→ **Given problem**
Work out the number of lines with the word "isolation" in the material below, then reply with that number only.

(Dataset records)
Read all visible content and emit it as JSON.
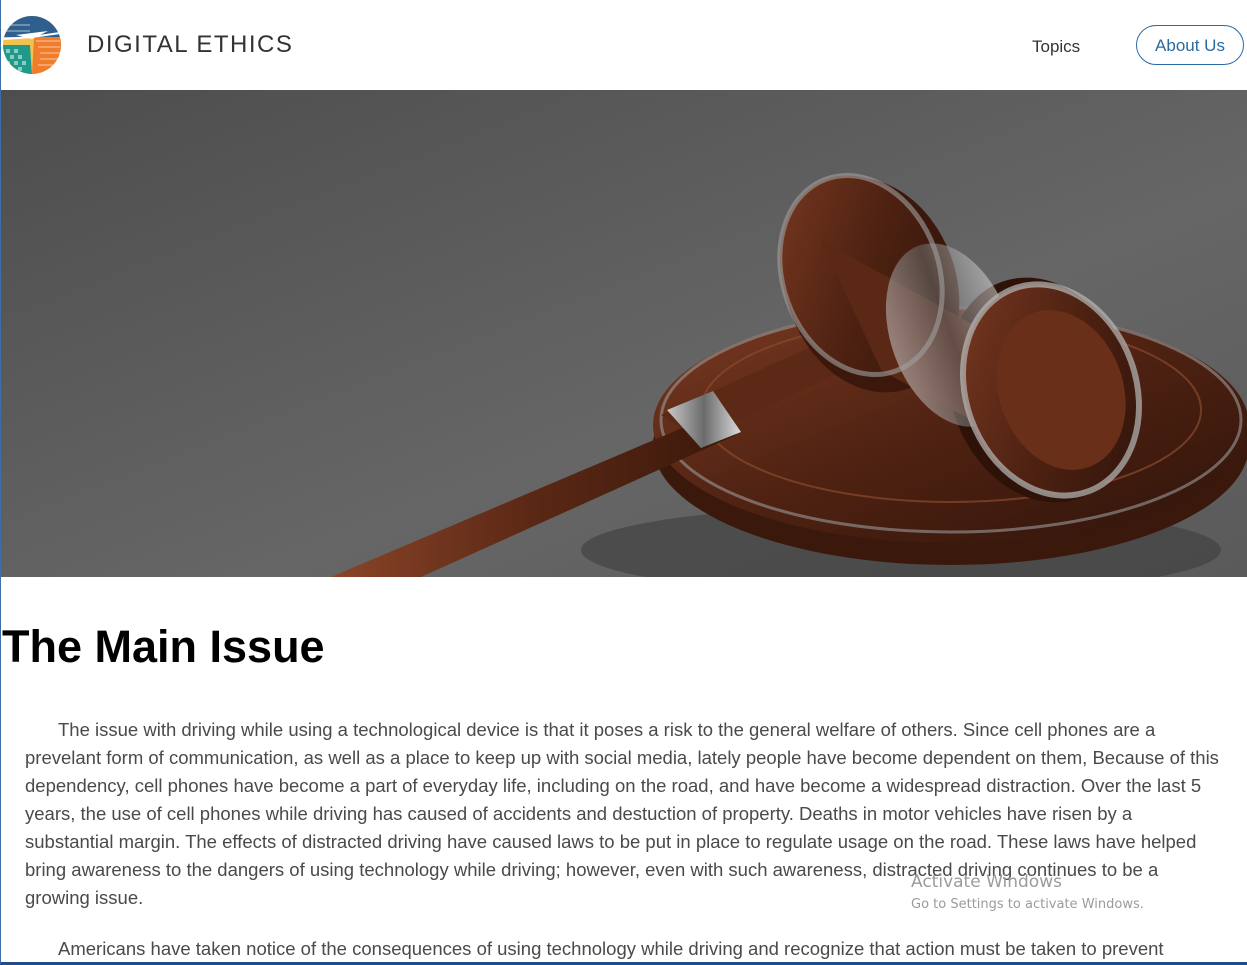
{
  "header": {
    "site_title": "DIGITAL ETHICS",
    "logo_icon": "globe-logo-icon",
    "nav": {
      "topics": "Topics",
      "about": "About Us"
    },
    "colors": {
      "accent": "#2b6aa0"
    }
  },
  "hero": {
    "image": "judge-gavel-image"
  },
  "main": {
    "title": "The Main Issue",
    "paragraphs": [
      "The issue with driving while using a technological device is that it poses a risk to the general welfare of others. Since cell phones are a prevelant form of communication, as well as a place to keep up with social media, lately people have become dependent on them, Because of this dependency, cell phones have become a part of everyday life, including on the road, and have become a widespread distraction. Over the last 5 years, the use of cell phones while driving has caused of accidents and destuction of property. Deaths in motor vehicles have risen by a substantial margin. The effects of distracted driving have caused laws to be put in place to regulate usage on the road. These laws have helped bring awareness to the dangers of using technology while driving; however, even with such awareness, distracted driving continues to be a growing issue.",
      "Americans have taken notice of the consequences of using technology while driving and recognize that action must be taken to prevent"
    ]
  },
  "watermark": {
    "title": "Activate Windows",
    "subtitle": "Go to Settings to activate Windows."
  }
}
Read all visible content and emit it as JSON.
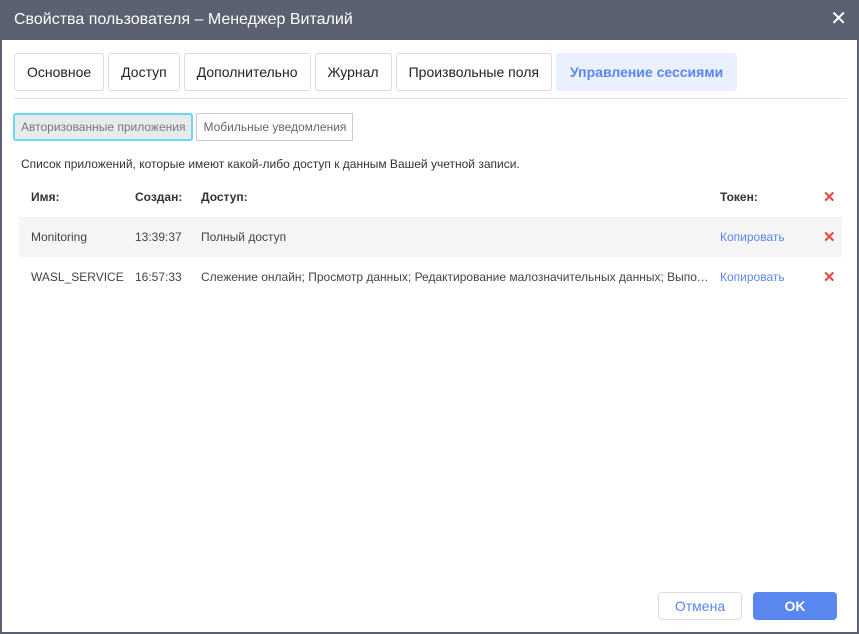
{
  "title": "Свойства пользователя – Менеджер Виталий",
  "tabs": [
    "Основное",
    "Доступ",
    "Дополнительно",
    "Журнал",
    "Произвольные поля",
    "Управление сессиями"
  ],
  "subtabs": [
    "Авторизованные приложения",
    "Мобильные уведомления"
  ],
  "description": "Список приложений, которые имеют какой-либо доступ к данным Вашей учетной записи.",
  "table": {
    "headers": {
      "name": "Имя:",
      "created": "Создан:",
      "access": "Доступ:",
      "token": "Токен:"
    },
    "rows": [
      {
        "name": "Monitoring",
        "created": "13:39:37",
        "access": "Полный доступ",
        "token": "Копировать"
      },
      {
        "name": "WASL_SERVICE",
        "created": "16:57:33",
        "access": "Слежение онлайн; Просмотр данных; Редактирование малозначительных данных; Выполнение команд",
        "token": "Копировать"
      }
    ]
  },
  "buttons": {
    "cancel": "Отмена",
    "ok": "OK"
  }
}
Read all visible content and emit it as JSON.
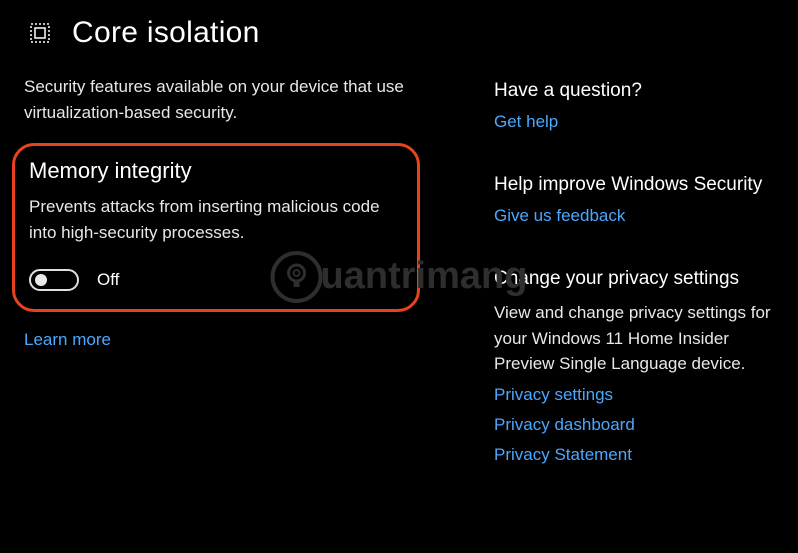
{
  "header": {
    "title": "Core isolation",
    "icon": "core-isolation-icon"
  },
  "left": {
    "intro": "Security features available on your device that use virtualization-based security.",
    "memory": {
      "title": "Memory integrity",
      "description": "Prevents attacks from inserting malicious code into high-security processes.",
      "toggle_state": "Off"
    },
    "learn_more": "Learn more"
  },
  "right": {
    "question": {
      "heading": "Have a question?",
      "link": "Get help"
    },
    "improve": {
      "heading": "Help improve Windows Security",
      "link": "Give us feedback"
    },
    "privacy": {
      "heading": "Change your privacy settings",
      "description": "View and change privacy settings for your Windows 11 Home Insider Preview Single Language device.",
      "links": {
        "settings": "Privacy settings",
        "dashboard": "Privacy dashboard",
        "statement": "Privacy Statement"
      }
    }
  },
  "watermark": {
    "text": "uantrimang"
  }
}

→ **Final answer**
2